Written instruction
Identify, in the records below, every line where the string "csapatnak" appears, and copy each such line.

Data entries
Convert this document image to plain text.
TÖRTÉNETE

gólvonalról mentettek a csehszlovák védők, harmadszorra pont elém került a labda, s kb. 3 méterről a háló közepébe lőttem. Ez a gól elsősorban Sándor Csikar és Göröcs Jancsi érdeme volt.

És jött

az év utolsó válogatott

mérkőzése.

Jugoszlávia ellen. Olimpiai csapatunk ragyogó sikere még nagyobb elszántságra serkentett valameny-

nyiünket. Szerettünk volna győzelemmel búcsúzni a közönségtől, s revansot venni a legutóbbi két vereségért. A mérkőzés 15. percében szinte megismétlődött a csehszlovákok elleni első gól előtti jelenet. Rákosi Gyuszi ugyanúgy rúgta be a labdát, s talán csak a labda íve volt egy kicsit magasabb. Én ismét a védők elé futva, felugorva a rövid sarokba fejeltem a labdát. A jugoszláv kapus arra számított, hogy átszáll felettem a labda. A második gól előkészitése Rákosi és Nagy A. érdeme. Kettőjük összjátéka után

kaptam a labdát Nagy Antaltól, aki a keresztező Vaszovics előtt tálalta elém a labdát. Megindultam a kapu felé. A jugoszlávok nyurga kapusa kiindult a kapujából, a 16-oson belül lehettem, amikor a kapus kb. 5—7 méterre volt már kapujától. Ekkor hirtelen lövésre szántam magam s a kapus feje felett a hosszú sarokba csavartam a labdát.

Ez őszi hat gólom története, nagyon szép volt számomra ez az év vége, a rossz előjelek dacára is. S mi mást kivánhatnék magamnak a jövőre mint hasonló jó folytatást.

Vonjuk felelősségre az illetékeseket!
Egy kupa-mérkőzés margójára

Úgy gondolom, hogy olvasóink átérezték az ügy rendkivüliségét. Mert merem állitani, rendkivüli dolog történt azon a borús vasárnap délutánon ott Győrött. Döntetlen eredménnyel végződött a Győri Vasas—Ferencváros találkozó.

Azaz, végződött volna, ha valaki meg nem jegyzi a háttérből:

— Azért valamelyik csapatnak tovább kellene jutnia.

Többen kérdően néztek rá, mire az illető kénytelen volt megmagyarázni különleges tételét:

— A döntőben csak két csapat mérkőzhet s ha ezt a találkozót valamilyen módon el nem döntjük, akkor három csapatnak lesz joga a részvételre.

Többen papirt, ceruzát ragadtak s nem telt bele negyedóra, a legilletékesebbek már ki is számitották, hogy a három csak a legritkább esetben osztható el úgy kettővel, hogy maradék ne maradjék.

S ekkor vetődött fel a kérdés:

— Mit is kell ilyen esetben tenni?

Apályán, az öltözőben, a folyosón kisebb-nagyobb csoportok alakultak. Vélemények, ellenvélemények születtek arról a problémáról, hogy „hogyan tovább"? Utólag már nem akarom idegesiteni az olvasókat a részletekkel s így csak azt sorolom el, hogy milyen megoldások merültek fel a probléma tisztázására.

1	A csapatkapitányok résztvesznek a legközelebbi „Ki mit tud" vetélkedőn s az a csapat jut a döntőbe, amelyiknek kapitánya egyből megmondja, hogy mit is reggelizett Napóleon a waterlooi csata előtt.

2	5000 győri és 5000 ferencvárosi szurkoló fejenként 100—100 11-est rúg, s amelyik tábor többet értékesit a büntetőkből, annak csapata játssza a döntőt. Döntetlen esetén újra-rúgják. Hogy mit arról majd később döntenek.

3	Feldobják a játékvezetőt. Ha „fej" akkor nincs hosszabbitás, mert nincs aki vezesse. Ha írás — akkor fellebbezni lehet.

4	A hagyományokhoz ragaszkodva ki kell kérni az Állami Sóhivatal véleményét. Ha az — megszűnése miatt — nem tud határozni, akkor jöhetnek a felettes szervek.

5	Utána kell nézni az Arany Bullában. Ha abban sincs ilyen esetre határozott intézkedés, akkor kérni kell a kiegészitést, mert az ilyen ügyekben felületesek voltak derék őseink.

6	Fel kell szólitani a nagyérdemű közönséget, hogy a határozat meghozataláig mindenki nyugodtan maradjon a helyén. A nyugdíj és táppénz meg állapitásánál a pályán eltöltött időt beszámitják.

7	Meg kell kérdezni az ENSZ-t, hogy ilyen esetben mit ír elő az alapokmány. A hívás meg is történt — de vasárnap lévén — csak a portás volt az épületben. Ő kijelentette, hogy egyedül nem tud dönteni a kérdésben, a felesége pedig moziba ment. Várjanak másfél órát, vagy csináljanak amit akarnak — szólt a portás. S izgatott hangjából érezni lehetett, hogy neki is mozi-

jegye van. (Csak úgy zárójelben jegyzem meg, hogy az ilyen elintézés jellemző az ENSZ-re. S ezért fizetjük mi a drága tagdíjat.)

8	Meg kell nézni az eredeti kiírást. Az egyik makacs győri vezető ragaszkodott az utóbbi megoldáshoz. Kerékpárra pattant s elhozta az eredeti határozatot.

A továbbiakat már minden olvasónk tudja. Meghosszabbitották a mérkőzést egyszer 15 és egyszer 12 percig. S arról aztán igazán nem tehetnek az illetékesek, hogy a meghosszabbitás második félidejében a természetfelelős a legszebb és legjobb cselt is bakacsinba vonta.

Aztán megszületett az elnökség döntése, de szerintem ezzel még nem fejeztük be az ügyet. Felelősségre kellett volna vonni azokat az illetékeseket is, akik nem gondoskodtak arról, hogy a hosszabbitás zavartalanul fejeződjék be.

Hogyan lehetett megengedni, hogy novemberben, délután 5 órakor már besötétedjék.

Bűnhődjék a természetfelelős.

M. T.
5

Written response
— Azért valamelyik csapatnak tovább kellene jutnia.
— A döntőben csak két csapat mérkőzhet s ha ezt a találkozót valamilyen módon el nem döntjük, akkor három csapatnak lesz joga a részvételre.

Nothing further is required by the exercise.